[Entries from a dataset]
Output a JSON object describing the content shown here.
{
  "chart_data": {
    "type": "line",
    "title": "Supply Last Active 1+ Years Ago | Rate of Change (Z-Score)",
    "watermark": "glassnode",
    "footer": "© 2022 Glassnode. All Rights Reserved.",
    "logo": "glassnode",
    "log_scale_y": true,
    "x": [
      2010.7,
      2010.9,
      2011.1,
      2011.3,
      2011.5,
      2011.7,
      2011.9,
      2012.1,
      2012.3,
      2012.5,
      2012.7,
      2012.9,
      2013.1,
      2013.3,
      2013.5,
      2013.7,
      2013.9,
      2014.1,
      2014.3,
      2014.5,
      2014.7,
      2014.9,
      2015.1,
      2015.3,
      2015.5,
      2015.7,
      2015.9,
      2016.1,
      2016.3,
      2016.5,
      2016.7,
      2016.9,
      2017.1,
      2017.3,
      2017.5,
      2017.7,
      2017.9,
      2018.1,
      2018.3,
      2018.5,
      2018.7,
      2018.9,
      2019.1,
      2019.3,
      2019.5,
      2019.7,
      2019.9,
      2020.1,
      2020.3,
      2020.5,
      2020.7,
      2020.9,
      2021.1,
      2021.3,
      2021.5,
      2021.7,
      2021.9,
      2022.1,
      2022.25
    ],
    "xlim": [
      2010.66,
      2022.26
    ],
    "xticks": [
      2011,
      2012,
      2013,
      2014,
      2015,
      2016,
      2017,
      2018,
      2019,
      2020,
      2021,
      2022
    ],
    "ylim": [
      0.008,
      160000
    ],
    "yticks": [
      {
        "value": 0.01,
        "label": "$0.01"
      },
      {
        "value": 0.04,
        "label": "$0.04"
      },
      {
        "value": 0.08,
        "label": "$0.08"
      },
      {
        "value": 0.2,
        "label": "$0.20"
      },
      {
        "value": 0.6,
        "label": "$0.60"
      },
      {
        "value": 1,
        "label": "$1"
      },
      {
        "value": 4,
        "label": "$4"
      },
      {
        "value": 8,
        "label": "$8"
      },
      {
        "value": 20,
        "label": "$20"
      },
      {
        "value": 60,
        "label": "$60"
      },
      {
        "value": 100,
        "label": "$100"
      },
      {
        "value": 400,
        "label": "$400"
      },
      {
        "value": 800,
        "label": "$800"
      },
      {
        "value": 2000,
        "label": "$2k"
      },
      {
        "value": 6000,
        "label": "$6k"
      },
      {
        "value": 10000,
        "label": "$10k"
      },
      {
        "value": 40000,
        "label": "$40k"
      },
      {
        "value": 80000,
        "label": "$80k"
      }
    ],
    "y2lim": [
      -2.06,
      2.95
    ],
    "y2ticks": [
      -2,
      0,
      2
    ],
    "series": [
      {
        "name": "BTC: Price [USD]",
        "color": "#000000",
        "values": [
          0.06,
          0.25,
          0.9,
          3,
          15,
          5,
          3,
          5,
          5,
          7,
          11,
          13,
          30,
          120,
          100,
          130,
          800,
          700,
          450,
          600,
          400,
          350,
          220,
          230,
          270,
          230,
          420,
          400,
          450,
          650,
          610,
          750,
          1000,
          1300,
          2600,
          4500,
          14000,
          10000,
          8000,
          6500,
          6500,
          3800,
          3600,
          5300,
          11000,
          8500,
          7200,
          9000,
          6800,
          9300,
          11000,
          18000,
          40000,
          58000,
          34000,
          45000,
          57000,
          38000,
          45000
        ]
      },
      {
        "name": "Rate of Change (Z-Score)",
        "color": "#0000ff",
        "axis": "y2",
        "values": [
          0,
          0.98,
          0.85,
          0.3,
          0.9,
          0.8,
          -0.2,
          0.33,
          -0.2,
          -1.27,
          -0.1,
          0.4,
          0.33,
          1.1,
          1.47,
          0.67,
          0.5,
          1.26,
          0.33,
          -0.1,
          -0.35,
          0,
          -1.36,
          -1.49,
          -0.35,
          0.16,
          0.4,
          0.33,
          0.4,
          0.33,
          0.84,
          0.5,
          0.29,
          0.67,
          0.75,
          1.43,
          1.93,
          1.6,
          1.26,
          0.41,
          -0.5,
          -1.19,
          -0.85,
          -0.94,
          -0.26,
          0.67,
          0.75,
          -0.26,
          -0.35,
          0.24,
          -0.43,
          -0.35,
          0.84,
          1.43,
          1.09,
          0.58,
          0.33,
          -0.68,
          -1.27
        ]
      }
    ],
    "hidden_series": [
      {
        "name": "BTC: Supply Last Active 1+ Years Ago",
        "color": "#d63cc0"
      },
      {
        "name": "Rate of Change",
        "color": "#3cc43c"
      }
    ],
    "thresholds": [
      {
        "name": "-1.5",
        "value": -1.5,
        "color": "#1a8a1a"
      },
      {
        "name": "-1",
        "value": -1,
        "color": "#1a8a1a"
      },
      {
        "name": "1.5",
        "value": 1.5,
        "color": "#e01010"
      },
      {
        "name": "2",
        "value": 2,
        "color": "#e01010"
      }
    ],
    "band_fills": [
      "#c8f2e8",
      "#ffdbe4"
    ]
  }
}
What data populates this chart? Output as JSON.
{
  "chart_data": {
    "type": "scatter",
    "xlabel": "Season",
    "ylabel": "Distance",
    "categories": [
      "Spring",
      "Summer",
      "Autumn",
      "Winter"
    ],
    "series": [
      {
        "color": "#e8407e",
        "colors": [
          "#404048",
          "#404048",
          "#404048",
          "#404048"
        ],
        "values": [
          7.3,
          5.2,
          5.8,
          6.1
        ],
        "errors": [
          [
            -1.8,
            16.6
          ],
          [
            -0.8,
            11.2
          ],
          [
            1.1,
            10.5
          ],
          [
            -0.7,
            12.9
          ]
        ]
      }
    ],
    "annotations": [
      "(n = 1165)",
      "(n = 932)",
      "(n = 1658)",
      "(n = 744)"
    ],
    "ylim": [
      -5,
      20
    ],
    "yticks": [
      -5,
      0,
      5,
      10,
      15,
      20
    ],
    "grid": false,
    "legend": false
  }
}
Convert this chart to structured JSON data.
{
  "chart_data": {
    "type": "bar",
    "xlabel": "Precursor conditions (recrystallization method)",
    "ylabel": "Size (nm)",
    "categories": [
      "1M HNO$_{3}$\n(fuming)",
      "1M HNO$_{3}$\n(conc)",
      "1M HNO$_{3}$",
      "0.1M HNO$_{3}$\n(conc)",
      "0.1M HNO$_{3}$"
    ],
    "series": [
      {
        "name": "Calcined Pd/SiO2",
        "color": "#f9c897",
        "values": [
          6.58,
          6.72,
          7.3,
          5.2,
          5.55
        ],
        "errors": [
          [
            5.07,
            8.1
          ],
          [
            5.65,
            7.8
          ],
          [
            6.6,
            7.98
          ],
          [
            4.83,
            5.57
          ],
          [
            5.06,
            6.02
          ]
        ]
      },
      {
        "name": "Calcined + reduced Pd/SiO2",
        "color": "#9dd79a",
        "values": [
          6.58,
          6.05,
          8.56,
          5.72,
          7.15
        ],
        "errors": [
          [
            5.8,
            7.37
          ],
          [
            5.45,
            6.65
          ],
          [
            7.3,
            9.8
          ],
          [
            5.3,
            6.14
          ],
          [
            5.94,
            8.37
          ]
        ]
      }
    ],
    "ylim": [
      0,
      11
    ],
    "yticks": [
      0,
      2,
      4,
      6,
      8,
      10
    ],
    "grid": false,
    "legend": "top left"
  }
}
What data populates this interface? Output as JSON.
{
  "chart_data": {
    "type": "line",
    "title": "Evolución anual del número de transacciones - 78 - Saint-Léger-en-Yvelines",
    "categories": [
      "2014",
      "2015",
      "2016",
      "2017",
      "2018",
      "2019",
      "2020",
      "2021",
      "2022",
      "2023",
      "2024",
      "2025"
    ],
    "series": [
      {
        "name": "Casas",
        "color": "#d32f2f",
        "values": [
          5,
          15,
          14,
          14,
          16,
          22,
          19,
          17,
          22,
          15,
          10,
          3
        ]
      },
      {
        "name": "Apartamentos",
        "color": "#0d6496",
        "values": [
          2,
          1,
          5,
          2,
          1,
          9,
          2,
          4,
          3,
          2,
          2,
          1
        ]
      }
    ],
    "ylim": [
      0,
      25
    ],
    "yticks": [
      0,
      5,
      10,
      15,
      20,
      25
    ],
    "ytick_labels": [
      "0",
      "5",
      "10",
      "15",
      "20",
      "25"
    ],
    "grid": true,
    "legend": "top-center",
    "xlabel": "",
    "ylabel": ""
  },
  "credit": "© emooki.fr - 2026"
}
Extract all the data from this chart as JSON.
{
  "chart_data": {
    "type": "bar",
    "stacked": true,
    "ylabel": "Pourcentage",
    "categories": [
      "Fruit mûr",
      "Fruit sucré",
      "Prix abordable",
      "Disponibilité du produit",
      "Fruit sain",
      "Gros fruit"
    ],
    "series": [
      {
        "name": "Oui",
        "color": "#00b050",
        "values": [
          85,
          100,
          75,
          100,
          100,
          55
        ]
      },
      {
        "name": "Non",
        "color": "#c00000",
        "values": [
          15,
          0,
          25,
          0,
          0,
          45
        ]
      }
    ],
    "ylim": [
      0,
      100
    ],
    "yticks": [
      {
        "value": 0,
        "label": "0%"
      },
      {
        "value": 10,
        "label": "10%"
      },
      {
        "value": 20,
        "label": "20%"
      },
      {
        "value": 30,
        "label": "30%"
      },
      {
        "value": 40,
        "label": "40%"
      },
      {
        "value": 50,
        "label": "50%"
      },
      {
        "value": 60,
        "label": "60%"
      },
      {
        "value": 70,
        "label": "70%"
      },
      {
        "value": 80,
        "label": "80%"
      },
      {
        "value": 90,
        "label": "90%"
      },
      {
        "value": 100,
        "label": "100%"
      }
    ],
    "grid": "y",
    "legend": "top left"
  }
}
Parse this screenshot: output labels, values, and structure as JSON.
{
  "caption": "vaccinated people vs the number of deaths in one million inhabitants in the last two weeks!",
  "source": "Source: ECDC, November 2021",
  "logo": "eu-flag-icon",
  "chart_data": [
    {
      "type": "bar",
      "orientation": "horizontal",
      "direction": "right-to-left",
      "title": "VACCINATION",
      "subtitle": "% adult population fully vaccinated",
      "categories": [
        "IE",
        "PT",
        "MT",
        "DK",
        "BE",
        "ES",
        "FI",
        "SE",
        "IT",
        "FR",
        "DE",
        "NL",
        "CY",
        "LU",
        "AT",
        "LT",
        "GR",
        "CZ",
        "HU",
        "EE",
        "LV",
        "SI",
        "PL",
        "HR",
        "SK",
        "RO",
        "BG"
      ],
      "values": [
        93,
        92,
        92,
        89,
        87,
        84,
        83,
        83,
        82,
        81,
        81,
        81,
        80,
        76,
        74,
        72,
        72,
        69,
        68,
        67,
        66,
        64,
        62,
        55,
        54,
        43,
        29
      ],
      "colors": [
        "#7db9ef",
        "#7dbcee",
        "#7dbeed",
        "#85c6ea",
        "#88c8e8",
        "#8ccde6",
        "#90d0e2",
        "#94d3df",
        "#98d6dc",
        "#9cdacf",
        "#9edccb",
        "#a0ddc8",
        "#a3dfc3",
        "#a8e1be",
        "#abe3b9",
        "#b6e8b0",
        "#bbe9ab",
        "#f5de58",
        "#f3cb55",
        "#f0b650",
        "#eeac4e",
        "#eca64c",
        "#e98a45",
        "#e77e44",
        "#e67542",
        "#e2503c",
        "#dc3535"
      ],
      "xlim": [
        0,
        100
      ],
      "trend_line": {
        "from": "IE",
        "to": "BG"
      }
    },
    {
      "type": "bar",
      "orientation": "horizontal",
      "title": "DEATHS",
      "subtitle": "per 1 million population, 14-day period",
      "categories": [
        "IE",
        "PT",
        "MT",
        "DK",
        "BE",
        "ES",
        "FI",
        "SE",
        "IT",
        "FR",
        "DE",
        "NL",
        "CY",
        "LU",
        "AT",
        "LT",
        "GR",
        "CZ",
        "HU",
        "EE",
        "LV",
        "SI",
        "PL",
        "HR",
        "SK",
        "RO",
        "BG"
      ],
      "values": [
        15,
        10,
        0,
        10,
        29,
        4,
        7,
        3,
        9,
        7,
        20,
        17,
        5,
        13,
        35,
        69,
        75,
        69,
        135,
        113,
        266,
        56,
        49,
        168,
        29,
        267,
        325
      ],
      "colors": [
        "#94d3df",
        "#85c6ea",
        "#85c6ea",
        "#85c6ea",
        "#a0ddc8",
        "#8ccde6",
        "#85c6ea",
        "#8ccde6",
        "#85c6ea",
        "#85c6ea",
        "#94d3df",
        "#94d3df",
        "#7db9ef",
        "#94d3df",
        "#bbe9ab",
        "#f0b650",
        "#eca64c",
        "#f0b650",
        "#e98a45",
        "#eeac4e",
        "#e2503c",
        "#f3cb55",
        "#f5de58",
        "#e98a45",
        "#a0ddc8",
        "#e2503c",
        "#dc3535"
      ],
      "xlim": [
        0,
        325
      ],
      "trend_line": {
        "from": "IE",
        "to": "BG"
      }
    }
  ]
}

## Your goal
From the entries above, copy out every line where the string "subtitle" appears.

## Solved exercise
      "subtitle": "% adult population fully vaccinated",
      "subtitle": "per 1 million population, 14-day period",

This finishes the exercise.